Please find all lines in the data that hold the string "n自己株取得" and copy them.
== RECORD LIST
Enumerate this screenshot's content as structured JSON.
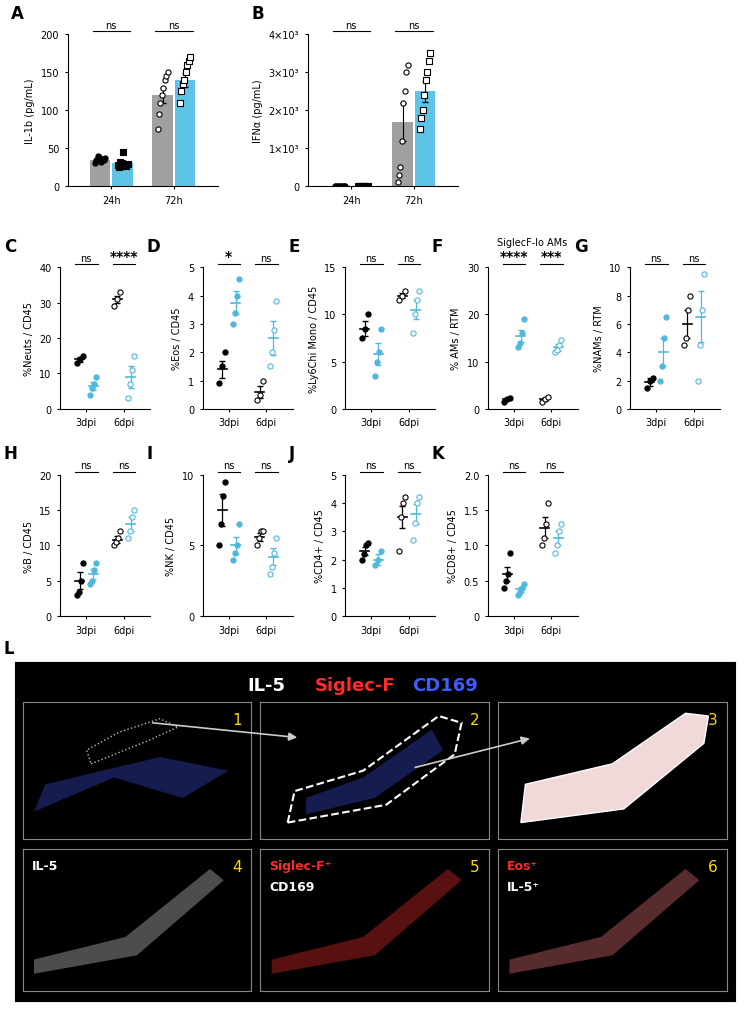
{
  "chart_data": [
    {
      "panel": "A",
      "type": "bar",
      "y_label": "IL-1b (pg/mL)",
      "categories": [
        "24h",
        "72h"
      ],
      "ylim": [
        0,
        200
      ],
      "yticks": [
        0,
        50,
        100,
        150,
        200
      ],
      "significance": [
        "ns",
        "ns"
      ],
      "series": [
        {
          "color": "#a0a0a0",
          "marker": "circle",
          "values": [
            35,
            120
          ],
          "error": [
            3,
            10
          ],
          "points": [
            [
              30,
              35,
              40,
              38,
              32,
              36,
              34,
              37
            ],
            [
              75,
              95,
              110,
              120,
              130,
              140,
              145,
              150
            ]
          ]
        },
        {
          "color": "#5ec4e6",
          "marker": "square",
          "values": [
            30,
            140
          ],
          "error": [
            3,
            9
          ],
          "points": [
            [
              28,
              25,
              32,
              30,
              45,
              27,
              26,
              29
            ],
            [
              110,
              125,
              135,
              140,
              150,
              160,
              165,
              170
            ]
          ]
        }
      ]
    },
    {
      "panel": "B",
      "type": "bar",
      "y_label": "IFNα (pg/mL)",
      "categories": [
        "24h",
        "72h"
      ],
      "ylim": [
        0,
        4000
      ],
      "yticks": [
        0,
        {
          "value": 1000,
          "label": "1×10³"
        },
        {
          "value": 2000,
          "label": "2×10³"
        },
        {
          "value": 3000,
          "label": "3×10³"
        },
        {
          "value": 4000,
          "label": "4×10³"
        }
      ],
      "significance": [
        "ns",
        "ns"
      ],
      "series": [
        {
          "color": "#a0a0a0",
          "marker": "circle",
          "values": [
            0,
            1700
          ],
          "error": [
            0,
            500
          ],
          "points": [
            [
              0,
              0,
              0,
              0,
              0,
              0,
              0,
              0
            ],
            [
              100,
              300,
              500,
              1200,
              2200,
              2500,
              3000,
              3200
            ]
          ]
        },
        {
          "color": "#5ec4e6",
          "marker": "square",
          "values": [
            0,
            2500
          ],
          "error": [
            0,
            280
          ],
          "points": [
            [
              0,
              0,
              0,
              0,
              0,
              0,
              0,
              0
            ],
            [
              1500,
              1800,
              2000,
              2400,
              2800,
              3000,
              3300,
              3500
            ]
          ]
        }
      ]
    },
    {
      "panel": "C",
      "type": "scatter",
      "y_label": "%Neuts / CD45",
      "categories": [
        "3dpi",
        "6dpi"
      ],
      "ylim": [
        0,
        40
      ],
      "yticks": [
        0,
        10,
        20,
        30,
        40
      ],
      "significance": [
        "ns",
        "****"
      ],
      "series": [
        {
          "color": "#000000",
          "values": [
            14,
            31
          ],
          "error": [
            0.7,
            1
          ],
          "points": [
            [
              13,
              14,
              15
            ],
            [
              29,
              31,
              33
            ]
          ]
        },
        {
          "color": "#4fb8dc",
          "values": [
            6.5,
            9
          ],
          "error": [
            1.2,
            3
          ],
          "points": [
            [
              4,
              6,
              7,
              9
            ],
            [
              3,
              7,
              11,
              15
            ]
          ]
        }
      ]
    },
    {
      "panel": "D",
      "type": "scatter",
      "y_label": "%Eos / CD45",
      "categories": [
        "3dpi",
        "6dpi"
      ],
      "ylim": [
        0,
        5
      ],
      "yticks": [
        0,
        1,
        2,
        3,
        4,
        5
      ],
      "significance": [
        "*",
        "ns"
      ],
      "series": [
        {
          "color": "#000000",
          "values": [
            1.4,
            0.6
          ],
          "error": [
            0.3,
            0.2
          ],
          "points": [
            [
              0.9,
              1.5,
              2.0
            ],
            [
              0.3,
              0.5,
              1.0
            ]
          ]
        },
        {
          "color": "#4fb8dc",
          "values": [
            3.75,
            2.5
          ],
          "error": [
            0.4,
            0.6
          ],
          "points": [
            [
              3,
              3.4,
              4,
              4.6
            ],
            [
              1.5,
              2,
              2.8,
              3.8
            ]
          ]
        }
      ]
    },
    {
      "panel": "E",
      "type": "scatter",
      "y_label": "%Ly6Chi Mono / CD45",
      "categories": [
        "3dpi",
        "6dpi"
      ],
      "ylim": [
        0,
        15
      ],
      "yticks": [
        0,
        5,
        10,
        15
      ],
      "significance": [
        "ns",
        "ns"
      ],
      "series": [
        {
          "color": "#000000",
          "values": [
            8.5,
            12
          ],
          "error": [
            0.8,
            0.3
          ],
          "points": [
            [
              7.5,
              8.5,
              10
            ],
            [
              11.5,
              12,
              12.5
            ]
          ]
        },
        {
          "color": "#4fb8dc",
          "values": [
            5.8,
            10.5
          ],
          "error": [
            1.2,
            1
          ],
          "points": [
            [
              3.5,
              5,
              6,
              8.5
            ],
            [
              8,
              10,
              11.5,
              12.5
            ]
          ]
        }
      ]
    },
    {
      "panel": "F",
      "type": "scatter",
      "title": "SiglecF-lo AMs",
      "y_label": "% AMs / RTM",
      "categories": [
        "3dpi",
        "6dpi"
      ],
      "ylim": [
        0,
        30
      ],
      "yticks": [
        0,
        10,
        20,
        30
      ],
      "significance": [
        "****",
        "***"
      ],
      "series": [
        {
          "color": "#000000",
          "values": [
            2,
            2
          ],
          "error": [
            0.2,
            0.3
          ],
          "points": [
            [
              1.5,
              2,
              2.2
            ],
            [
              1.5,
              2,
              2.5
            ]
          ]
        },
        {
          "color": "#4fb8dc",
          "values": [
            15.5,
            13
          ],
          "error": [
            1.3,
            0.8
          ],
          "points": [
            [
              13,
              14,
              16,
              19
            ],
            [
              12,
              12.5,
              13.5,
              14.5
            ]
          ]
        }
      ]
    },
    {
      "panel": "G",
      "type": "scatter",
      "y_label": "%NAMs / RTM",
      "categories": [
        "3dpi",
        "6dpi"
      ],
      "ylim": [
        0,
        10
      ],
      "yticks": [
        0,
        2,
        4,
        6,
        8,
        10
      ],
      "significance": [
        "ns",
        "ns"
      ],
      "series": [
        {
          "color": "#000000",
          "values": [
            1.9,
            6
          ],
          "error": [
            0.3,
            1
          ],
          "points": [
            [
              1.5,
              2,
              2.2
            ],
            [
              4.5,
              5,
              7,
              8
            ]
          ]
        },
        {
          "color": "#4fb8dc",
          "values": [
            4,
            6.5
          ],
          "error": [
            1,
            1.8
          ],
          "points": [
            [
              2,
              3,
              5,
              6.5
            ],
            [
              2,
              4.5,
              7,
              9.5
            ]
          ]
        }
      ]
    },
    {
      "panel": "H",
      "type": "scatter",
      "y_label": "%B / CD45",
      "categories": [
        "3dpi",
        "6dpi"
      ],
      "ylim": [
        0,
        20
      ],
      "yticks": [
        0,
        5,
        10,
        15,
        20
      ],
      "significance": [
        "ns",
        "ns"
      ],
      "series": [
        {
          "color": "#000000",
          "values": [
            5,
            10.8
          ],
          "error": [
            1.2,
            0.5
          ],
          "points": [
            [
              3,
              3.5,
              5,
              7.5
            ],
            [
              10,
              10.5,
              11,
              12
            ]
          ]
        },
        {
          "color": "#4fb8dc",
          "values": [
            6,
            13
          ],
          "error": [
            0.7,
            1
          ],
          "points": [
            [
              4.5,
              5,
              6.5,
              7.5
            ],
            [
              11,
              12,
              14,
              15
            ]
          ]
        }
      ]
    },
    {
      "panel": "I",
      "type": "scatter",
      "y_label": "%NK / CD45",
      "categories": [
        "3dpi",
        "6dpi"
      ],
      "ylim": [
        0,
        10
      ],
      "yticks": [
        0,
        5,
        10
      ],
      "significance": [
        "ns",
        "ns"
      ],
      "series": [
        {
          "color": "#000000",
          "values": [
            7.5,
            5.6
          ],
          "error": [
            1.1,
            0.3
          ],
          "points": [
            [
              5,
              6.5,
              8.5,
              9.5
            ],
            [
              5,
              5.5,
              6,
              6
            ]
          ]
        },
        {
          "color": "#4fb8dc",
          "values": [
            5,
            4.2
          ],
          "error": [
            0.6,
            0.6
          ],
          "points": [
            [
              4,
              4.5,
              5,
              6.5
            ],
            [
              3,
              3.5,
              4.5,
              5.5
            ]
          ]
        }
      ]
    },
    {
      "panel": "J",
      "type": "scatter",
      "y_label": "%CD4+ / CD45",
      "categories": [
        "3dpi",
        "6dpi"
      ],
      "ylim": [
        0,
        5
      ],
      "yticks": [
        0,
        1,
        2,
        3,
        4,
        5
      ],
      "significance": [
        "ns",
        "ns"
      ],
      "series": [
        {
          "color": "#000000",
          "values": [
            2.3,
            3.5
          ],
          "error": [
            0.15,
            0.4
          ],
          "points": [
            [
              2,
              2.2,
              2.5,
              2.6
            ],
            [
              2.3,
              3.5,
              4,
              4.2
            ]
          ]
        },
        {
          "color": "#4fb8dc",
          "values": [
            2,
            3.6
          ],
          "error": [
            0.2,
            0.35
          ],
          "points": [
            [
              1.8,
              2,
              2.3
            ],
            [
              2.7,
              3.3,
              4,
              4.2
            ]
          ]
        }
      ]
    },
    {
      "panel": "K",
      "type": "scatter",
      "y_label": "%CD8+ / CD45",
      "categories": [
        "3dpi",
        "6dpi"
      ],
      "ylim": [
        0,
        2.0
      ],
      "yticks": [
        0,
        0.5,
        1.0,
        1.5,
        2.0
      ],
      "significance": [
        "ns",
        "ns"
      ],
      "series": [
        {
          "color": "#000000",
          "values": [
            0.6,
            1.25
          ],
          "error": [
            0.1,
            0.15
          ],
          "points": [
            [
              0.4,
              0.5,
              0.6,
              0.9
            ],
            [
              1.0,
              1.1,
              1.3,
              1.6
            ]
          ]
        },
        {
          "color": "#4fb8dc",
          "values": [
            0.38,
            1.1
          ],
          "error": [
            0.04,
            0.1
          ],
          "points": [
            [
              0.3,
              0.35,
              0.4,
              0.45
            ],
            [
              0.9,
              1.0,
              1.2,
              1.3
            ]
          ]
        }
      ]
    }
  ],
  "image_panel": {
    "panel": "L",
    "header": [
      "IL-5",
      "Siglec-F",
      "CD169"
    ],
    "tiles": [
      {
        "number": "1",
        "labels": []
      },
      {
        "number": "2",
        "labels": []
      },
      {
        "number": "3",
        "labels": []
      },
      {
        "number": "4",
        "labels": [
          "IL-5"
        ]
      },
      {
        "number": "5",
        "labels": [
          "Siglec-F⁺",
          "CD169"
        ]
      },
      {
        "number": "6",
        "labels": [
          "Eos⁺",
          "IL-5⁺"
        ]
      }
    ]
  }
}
====
== RECORD LIST
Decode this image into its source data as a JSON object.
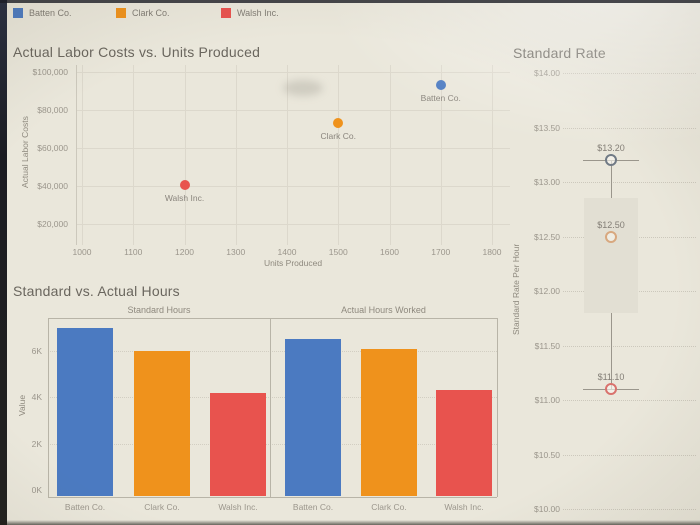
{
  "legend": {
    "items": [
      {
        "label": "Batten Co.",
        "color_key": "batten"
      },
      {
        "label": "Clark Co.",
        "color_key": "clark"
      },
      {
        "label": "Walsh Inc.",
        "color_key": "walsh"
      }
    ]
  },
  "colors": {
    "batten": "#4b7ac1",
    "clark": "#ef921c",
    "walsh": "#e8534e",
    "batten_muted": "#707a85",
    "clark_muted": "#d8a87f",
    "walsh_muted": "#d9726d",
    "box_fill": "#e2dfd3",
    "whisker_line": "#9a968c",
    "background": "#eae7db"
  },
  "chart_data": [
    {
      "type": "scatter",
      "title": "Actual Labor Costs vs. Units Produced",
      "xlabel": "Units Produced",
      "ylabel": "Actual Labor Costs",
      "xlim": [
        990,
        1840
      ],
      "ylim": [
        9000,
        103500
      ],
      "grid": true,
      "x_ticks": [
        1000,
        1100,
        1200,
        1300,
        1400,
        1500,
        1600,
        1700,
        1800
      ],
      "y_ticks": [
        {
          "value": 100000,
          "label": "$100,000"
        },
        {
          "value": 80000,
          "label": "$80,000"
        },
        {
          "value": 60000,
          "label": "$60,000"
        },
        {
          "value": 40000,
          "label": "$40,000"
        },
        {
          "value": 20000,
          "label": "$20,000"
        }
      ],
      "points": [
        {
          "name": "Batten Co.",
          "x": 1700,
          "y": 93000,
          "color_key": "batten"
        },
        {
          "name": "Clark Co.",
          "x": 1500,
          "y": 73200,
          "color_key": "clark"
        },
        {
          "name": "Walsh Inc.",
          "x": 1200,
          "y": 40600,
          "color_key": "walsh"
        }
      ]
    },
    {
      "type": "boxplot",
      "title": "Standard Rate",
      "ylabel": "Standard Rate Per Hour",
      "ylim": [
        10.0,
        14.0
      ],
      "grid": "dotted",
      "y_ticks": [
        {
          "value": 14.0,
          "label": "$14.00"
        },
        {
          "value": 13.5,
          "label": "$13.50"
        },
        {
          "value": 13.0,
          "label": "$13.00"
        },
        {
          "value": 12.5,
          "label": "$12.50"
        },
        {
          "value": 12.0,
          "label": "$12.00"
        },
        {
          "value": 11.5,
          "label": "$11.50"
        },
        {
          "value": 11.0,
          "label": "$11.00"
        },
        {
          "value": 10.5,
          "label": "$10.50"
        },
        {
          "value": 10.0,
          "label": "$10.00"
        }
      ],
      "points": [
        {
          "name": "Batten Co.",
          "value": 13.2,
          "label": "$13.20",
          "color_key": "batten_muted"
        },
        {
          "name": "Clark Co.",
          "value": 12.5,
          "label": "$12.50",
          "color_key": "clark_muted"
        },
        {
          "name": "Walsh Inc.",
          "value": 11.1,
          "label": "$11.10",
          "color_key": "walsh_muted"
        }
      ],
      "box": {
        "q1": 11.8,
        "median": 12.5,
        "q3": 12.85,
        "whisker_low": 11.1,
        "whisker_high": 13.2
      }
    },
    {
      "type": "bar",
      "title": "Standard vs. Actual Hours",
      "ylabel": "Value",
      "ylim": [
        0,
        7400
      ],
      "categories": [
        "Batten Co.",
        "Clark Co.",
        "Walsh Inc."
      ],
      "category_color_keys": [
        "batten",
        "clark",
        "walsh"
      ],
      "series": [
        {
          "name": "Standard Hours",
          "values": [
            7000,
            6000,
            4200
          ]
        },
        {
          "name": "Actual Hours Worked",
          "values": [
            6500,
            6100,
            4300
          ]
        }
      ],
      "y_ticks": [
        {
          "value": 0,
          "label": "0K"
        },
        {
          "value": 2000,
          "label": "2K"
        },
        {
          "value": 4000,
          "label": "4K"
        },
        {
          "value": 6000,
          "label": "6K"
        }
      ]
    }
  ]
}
====
== RECORD LIST
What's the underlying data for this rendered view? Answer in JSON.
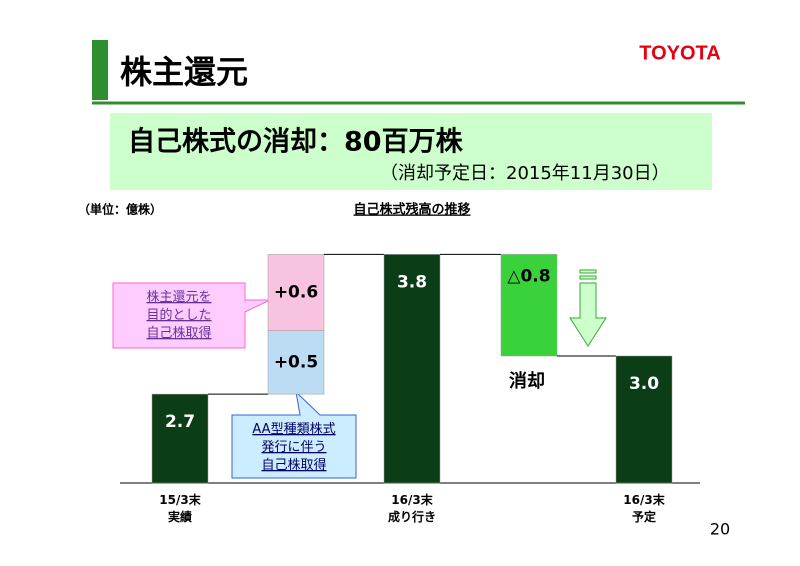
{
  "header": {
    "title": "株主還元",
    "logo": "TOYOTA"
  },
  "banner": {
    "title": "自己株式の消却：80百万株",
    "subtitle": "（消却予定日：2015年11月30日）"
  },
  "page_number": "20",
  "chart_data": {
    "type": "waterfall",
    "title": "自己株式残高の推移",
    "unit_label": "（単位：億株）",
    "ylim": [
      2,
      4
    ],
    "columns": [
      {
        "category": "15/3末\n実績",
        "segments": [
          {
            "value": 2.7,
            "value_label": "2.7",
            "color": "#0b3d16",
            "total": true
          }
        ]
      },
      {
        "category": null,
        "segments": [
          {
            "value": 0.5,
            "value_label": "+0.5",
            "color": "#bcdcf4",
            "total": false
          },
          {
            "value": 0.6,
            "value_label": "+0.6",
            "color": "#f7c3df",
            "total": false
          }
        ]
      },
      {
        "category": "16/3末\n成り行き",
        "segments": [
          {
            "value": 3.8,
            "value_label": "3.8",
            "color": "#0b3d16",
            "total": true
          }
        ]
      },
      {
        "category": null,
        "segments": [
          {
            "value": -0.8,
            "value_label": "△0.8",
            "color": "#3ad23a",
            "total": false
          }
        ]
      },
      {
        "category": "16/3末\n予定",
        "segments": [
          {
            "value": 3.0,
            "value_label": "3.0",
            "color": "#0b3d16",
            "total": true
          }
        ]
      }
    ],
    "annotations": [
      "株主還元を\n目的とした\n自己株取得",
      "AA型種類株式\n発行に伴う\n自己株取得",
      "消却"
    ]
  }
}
====
SOLUTION TO THE EXERCISE:
      "株主還元を\n目的とした\n自己株取得",
      "AA型種類株式\n発行に伴う\n自己株取得",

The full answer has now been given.